> WHAT THE EXERCISE ASKS: Copy each line where the word "dari" occurs.

Extracted records:

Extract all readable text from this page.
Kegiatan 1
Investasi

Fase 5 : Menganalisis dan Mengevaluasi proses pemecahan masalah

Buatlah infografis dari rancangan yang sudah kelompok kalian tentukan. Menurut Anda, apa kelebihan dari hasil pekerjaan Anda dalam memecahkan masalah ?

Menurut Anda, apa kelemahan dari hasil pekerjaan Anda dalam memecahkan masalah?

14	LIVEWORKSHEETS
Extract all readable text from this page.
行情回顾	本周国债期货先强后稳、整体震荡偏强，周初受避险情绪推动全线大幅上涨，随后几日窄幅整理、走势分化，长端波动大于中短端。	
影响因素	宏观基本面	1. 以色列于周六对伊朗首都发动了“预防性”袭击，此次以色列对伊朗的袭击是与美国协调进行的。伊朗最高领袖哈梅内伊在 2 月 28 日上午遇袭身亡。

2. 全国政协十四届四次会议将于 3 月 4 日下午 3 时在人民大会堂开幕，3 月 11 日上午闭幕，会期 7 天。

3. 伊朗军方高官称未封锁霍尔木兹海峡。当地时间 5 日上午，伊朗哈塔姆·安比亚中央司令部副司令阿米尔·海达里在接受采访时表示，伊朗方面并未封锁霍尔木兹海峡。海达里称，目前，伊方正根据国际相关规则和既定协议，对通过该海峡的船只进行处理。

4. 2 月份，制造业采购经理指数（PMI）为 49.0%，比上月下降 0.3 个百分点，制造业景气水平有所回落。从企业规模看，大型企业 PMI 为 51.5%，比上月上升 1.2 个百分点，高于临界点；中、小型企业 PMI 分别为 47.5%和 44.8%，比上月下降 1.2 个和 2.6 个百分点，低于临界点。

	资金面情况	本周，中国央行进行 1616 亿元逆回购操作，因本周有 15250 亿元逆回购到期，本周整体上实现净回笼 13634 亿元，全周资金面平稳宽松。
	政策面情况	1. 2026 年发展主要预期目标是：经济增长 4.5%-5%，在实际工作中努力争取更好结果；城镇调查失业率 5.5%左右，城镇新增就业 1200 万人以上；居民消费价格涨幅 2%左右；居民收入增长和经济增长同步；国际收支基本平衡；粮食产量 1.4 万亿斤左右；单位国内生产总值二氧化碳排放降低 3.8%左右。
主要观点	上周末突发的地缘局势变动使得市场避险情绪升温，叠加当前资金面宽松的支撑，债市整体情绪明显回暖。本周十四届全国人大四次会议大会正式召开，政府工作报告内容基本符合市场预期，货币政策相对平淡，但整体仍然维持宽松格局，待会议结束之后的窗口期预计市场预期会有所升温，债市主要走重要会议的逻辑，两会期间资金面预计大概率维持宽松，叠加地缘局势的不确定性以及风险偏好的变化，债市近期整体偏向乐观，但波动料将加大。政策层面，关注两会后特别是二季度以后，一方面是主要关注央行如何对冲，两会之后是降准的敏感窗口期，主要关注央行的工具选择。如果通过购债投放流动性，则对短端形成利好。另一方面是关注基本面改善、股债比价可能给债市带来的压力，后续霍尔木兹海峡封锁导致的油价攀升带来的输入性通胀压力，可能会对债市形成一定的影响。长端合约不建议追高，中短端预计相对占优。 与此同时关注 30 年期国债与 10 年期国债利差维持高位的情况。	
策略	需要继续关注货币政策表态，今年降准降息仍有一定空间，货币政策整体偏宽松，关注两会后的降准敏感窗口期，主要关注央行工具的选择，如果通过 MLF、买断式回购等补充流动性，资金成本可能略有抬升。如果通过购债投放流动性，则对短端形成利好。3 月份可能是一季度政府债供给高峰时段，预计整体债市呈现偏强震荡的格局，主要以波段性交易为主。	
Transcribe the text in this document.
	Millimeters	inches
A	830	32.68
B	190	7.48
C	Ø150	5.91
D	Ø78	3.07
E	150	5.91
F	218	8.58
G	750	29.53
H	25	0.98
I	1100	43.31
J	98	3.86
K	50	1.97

> REPLY:
Buatlah infografis dari rancangan yang sudah kelompok kalian tentukan. Menurut Anda, apa kelebihan dari hasil pekerjaan Anda dalam memecahkan masalah ?
Menurut Anda, apa kelemahan dari hasil pekerjaan Anda dalam memecahkan masalah?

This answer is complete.